- Exercise brief
Your task is to filter the data below down to the lines holding "icon".

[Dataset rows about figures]
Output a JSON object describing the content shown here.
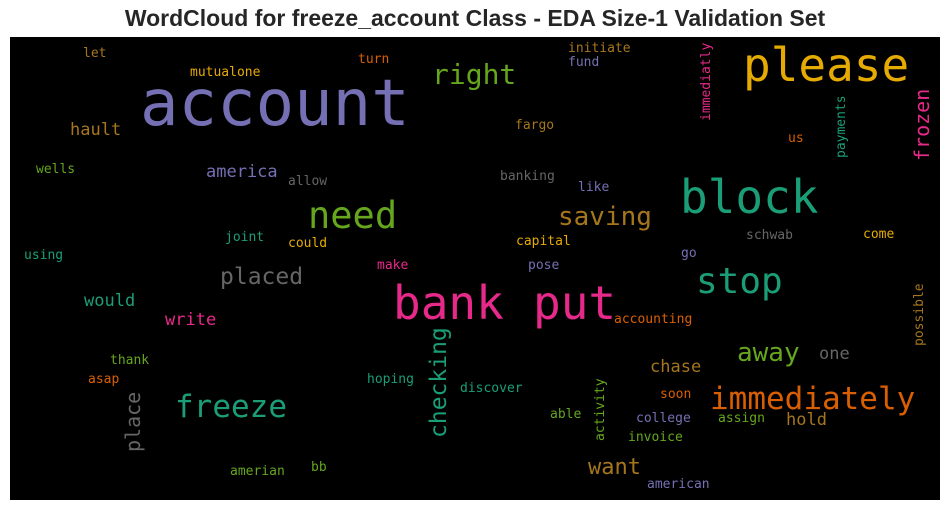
{
  "chart_data": {
    "type": "wordcloud",
    "title": "WordCloud for freeze_account Class - EDA Size-1 Validation Set",
    "background": "#000000",
    "words": [
      {
        "text": "account",
        "color": "#7570b3",
        "weight": 1.0
      },
      {
        "text": "please",
        "color": "#e6ab02",
        "weight": 0.62
      },
      {
        "text": "bank",
        "color": "#e7298a",
        "weight": 0.62
      },
      {
        "text": "put",
        "color": "#e7298a",
        "weight": 0.62
      },
      {
        "text": "block",
        "color": "#1b9e77",
        "weight": 0.62
      },
      {
        "text": "need",
        "color": "#66a61e",
        "weight": 0.5
      },
      {
        "text": "stop",
        "color": "#1b9e77",
        "weight": 0.48
      },
      {
        "text": "freeze",
        "color": "#1b9e77",
        "weight": 0.42
      },
      {
        "text": "immediately",
        "color": "#d95f02",
        "weight": 0.42
      },
      {
        "text": "right",
        "color": "#66a61e",
        "weight": 0.38
      },
      {
        "text": "saving",
        "color": "#a6761d",
        "weight": 0.36
      },
      {
        "text": "away",
        "color": "#66a61e",
        "weight": 0.36
      },
      {
        "text": "placed",
        "color": "#666666",
        "weight": 0.32
      },
      {
        "text": "checking",
        "color": "#1b9e77",
        "weight": 0.32
      },
      {
        "text": "want",
        "color": "#a6761d",
        "weight": 0.3
      },
      {
        "text": "frozen",
        "color": "#e7298a",
        "weight": 0.28
      },
      {
        "text": "place",
        "color": "#666666",
        "weight": 0.28
      },
      {
        "text": "america",
        "color": "#7570b3",
        "weight": 0.25
      },
      {
        "text": "would",
        "color": "#1b9e77",
        "weight": 0.25
      },
      {
        "text": "hault",
        "color": "#a6761d",
        "weight": 0.24
      },
      {
        "text": "write",
        "color": "#e7298a",
        "weight": 0.24
      },
      {
        "text": "chase",
        "color": "#a6761d",
        "weight": 0.24
      },
      {
        "text": "hold",
        "color": "#a6761d",
        "weight": 0.24
      },
      {
        "text": "one",
        "color": "#666666",
        "weight": 0.23
      },
      {
        "text": "mutualone",
        "color": "#e6ab02",
        "weight": 0.18
      },
      {
        "text": "turn",
        "color": "#d95f02",
        "weight": 0.18
      },
      {
        "text": "initiate",
        "color": "#a6761d",
        "weight": 0.18
      },
      {
        "text": "fund",
        "color": "#7570b3",
        "weight": 0.18
      },
      {
        "text": "immediatly",
        "color": "#e7298a",
        "weight": 0.18
      },
      {
        "text": "let",
        "color": "#a6761d",
        "weight": 0.18
      },
      {
        "text": "fargo",
        "color": "#a6761d",
        "weight": 0.18
      },
      {
        "text": "us",
        "color": "#d95f02",
        "weight": 0.18
      },
      {
        "text": "payments",
        "color": "#1b9e77",
        "weight": 0.18
      },
      {
        "text": "wells",
        "color": "#66a61e",
        "weight": 0.18
      },
      {
        "text": "allow",
        "color": "#666666",
        "weight": 0.18
      },
      {
        "text": "banking",
        "color": "#666666",
        "weight": 0.18
      },
      {
        "text": "like",
        "color": "#7570b3",
        "weight": 0.18
      },
      {
        "text": "joint",
        "color": "#1b9e77",
        "weight": 0.18
      },
      {
        "text": "could",
        "color": "#e6ab02",
        "weight": 0.18
      },
      {
        "text": "capital",
        "color": "#e6ab02",
        "weight": 0.18
      },
      {
        "text": "schwab",
        "color": "#666666",
        "weight": 0.18
      },
      {
        "text": "come",
        "color": "#e6ab02",
        "weight": 0.18
      },
      {
        "text": "using",
        "color": "#1b9e77",
        "weight": 0.18
      },
      {
        "text": "make",
        "color": "#e7298a",
        "weight": 0.18
      },
      {
        "text": "pose",
        "color": "#7570b3",
        "weight": 0.18
      },
      {
        "text": "go",
        "color": "#7570b3",
        "weight": 0.18
      },
      {
        "text": "possible",
        "color": "#a6761d",
        "weight": 0.18
      },
      {
        "text": "accounting",
        "color": "#d95f02",
        "weight": 0.18
      },
      {
        "text": "thank",
        "color": "#66a61e",
        "weight": 0.18
      },
      {
        "text": "asap",
        "color": "#d95f02",
        "weight": 0.18
      },
      {
        "text": "hoping",
        "color": "#1b9e77",
        "weight": 0.18
      },
      {
        "text": "discover",
        "color": "#1b9e77",
        "weight": 0.18
      },
      {
        "text": "soon",
        "color": "#d95f02",
        "weight": 0.18
      },
      {
        "text": "able",
        "color": "#66a61e",
        "weight": 0.18
      },
      {
        "text": "activity",
        "color": "#66a61e",
        "weight": 0.18
      },
      {
        "text": "college",
        "color": "#7570b3",
        "weight": 0.18
      },
      {
        "text": "assign",
        "color": "#66a61e",
        "weight": 0.18
      },
      {
        "text": "invoice",
        "color": "#66a61e",
        "weight": 0.18
      },
      {
        "text": "amerian",
        "color": "#66a61e",
        "weight": 0.18
      },
      {
        "text": "bb",
        "color": "#66a61e",
        "weight": 0.18
      },
      {
        "text": "american",
        "color": "#7570b3",
        "weight": 0.18
      }
    ]
  }
}
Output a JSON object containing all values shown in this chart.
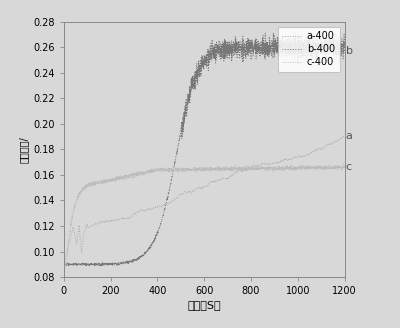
{
  "title": "",
  "xlabel": "时间（S）",
  "ylabel": "摩擦系数/",
  "xlim": [
    0,
    1200
  ],
  "ylim": [
    0.08,
    0.28
  ],
  "yticks": [
    0.08,
    0.1,
    0.12,
    0.14,
    0.16,
    0.18,
    0.2,
    0.22,
    0.24,
    0.26,
    0.28
  ],
  "xticks": [
    0,
    200,
    400,
    600,
    800,
    1000,
    1200
  ],
  "legend_labels": [
    "a-400",
    "b-400",
    "c-400"
  ],
  "curve_a_color": "#aaaaaa",
  "curve_b_color": "#777777",
  "curve_c_color": "#bbbbbb",
  "label_color": "#555555",
  "background_color": "#d8d8d8",
  "plot_bg_color": "#d8d8d8",
  "legend_fontsize": 7,
  "tick_fontsize": 7,
  "xlabel_fontsize": 8,
  "ylabel_fontsize": 7,
  "annotation_fontsize": 8
}
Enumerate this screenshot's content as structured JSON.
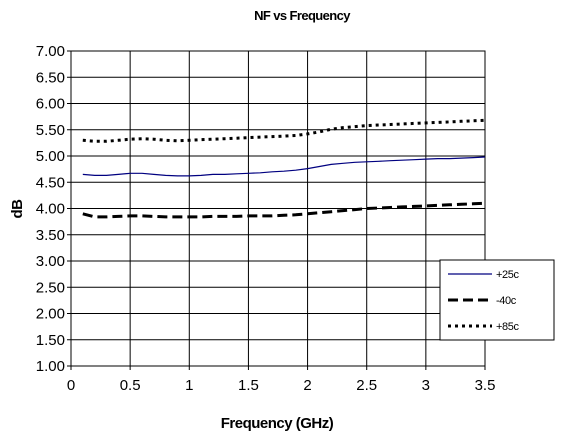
{
  "chart_data": {
    "type": "line",
    "title": "NF vs Frequency",
    "xlabel": "Frequency (GHz)",
    "ylabel": "dB",
    "xlim": [
      0,
      3.5
    ],
    "ylim": [
      1.0,
      7.0
    ],
    "x_ticks": [
      "0",
      "0.5",
      "1",
      "1.5",
      "2",
      "2.5",
      "3",
      "3.5"
    ],
    "y_ticks": [
      "1.00",
      "1.50",
      "2.00",
      "2.50",
      "3.00",
      "3.50",
      "4.00",
      "4.50",
      "5.00",
      "5.50",
      "6.00",
      "6.50",
      "7.00"
    ],
    "grid": true,
    "legend_position": "bottom-right",
    "x": [
      0.1,
      0.2,
      0.3,
      0.4,
      0.5,
      0.6,
      0.7,
      0.8,
      0.9,
      1.0,
      1.1,
      1.2,
      1.3,
      1.4,
      1.5,
      1.6,
      1.7,
      1.8,
      1.9,
      2.0,
      2.1,
      2.2,
      2.3,
      2.4,
      2.5,
      2.6,
      2.7,
      2.8,
      2.9,
      3.0,
      3.1,
      3.2,
      3.3,
      3.4,
      3.5
    ],
    "series": [
      {
        "name": "+25c",
        "color": "#000080",
        "style": "solid",
        "values": [
          4.65,
          4.63,
          4.63,
          4.65,
          4.67,
          4.67,
          4.65,
          4.63,
          4.62,
          4.62,
          4.63,
          4.65,
          4.65,
          4.66,
          4.67,
          4.68,
          4.7,
          4.71,
          4.73,
          4.76,
          4.8,
          4.84,
          4.86,
          4.88,
          4.89,
          4.9,
          4.91,
          4.92,
          4.93,
          4.94,
          4.95,
          4.95,
          4.96,
          4.97,
          4.98
        ]
      },
      {
        "name": "-40c",
        "color": "#000000",
        "style": "dashed",
        "values": [
          3.9,
          3.84,
          3.84,
          3.85,
          3.86,
          3.86,
          3.85,
          3.84,
          3.84,
          3.84,
          3.84,
          3.85,
          3.85,
          3.85,
          3.86,
          3.86,
          3.86,
          3.87,
          3.88,
          3.9,
          3.92,
          3.94,
          3.96,
          3.98,
          4.0,
          4.01,
          4.02,
          4.03,
          4.04,
          4.05,
          4.06,
          4.07,
          4.08,
          4.09,
          4.1
        ]
      },
      {
        "name": "+85c",
        "color": "#000000",
        "style": "dotted",
        "values": [
          5.3,
          5.28,
          5.28,
          5.3,
          5.32,
          5.33,
          5.32,
          5.3,
          5.29,
          5.3,
          5.31,
          5.32,
          5.33,
          5.34,
          5.35,
          5.36,
          5.37,
          5.38,
          5.39,
          5.42,
          5.46,
          5.51,
          5.54,
          5.56,
          5.58,
          5.59,
          5.6,
          5.61,
          5.62,
          5.63,
          5.64,
          5.65,
          5.66,
          5.67,
          5.68
        ]
      }
    ]
  }
}
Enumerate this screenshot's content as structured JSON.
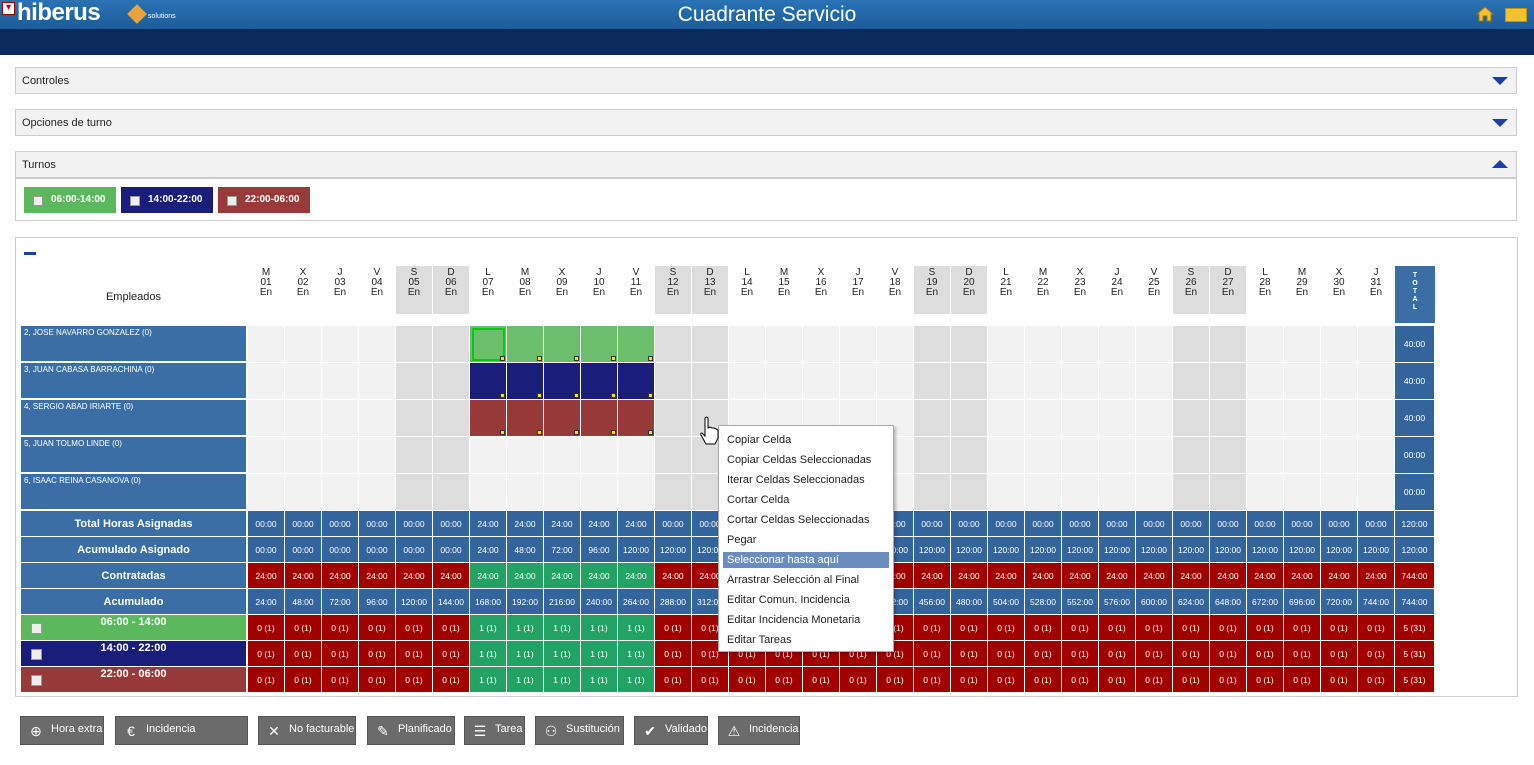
{
  "header": {
    "brand": "hiberus",
    "brand_sub": "solutions",
    "title": "Cuadrante Servicio",
    "close_icon": "close-icon",
    "home_icon": "home-icon",
    "mail_icon": "mail-icon"
  },
  "panels": [
    {
      "label": "Controles",
      "state": "collapsed"
    },
    {
      "label": "Opciones de turno",
      "state": "collapsed"
    },
    {
      "label": "Turnos",
      "state": "expanded"
    }
  ],
  "turnos": [
    {
      "label": "06:00-14:00",
      "color": "#5cb85c"
    },
    {
      "label": "14:00-22:00",
      "color": "#1b1d7a"
    },
    {
      "label": "22:00-06:00",
      "color": "#983a3a"
    }
  ],
  "grid": {
    "employees_label": "Empleados",
    "total_label": "TOTAL",
    "days": [
      [
        "M",
        "01",
        "En"
      ],
      [
        "X",
        "02",
        "En"
      ],
      [
        "J",
        "03",
        "En"
      ],
      [
        "V",
        "04",
        "En"
      ],
      [
        "S",
        "05",
        "En"
      ],
      [
        "D",
        "06",
        "En"
      ],
      [
        "L",
        "07",
        "En"
      ],
      [
        "M",
        "08",
        "En"
      ],
      [
        "X",
        "09",
        "En"
      ],
      [
        "J",
        "10",
        "En"
      ],
      [
        "V",
        "11",
        "En"
      ],
      [
        "S",
        "12",
        "En"
      ],
      [
        "D",
        "13",
        "En"
      ],
      [
        "L",
        "14",
        "En"
      ],
      [
        "M",
        "15",
        "En"
      ],
      [
        "X",
        "16",
        "En"
      ],
      [
        "J",
        "17",
        "En"
      ],
      [
        "V",
        "18",
        "En"
      ],
      [
        "S",
        "19",
        "En"
      ],
      [
        "D",
        "20",
        "En"
      ],
      [
        "L",
        "21",
        "En"
      ],
      [
        "M",
        "22",
        "En"
      ],
      [
        "X",
        "23",
        "En"
      ],
      [
        "J",
        "24",
        "En"
      ],
      [
        "V",
        "25",
        "En"
      ],
      [
        "S",
        "26",
        "En"
      ],
      [
        "D",
        "27",
        "En"
      ],
      [
        "L",
        "28",
        "En"
      ],
      [
        "M",
        "29",
        "En"
      ],
      [
        "X",
        "30",
        "En"
      ],
      [
        "J",
        "31",
        "En"
      ]
    ],
    "employees": [
      {
        "name": "2, JOSE NAVARRO GONZALEZ (0)",
        "total": "40:00",
        "shift": 1
      },
      {
        "name": "3, JUAN CABASA BARRACHINA (0)",
        "total": "40:00",
        "shift": 2
      },
      {
        "name": "4, SERGIO ABAD IRIARTE (0)",
        "total": "40:00",
        "shift": 3
      },
      {
        "name": "5, JUAN TOLMO LINDE (0)",
        "total": "00:00",
        "shift": 0
      },
      {
        "name": "6, ISAAC REINA CASANOVA (0)",
        "total": "00:00",
        "shift": 0
      }
    ],
    "summary": [
      {
        "label": "Total Horas Asignadas",
        "values": [
          "00:00",
          "00:00",
          "00:00",
          "00:00",
          "00:00",
          "00:00",
          "24:00",
          "24:00",
          "24:00",
          "24:00",
          "24:00",
          "00:00",
          "00:00",
          "00:00",
          "00:00",
          "00:00",
          "00:00",
          "00:00",
          "00:00",
          "00:00",
          "00:00",
          "00:00",
          "00:00",
          "00:00",
          "00:00",
          "00:00",
          "00:00",
          "00:00",
          "00:00",
          "00:00",
          "00:00"
        ],
        "total": "120:00"
      },
      {
        "label": "Acumulado Asignado",
        "values": [
          "00:00",
          "00:00",
          "00:00",
          "00:00",
          "00:00",
          "00:00",
          "24:00",
          "48:00",
          "72:00",
          "96:00",
          "120:00",
          "120:00",
          "120:00",
          "120:00",
          "120:00",
          "120:00",
          "120:00",
          "120:00",
          "120:00",
          "120:00",
          "120:00",
          "120:00",
          "120:00",
          "120:00",
          "120:00",
          "120:00",
          "120:00",
          "120:00",
          "120:00",
          "120:00",
          "120:00"
        ],
        "total": "120:00"
      },
      {
        "label": "Contratadas",
        "values": [
          "24:00",
          "24:00",
          "24:00",
          "24:00",
          "24:00",
          "24:00",
          "24:00",
          "24:00",
          "24:00",
          "24:00",
          "24:00",
          "24:00",
          "24:00",
          "24:00",
          "24:00",
          "24:00",
          "24:00",
          "24:00",
          "24:00",
          "24:00",
          "24:00",
          "24:00",
          "24:00",
          "24:00",
          "24:00",
          "24:00",
          "24:00",
          "24:00",
          "24:00",
          "24:00",
          "24:00"
        ],
        "total": "744:00"
      },
      {
        "label": "Acumulado",
        "values": [
          "24:00",
          "48:00",
          "72:00",
          "96:00",
          "120:00",
          "144:00",
          "168:00",
          "192:00",
          "216:00",
          "240:00",
          "264:00",
          "288:00",
          "312:00",
          "336:00",
          "360:00",
          "384:00",
          "408:00",
          "432:00",
          "456:00",
          "480:00",
          "504:00",
          "528:00",
          "552:00",
          "576:00",
          "600:00",
          "624:00",
          "648:00",
          "672:00",
          "696:00",
          "720:00",
          "744:00"
        ],
        "total": "744:00"
      }
    ],
    "shift_rows": [
      {
        "label": "06:00 - 14:00",
        "color": "#5cb85c",
        "total": "5 (31)"
      },
      {
        "label": "14:00 - 22:00",
        "color": "#1b1d7a",
        "total": "5 (31)"
      },
      {
        "label": "22:00 - 06:00",
        "color": "#983a3a",
        "total": "5 (31)"
      }
    ],
    "shift_cell_zero": "0 (1)",
    "shift_cell_one": "1 (1)"
  },
  "context_menu": [
    "Copiar Celda",
    "Copiar Celdas Seleccionadas",
    "Iterar Celdas Seleccionadas",
    "Cortar Celda",
    "Cortar Celdas Seleccionadas",
    "Pegar",
    "Seleccionar hasta aquí",
    "Arrastrar Selección al Final",
    "Editar Comun. Incidencia",
    "Editar Incidencia Monetaria",
    "Editar Tareas"
  ],
  "context_menu_selected": 6,
  "buttons": [
    {
      "label": "Hora extra",
      "icon": "plus-circle-icon"
    },
    {
      "label": "Incidencia Monetaria",
      "icon": "euro-icon"
    },
    {
      "label": "No facturable",
      "icon": "no-invoice-icon"
    },
    {
      "label": "Planificado",
      "icon": "edit-doc-icon"
    },
    {
      "label": "Tarea",
      "icon": "task-icon"
    },
    {
      "label": "Sustitución",
      "icon": "users-icon"
    },
    {
      "label": "Validado",
      "icon": "check-icon"
    },
    {
      "label": "Incidencia",
      "icon": "warning-icon"
    }
  ]
}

- Answer
    "close_icon": "close-icon",
    "home_icon": "home-icon",
    "mail_icon": "mail-icon"
      "icon": "plus-circle-icon"
      "icon": "euro-icon"
      "icon": "no-invoice-icon"
      "icon": "edit-doc-icon"
      "icon": "task-icon"
      "icon": "users-icon"
      "icon": "check-icon"
      "icon": "warning-icon"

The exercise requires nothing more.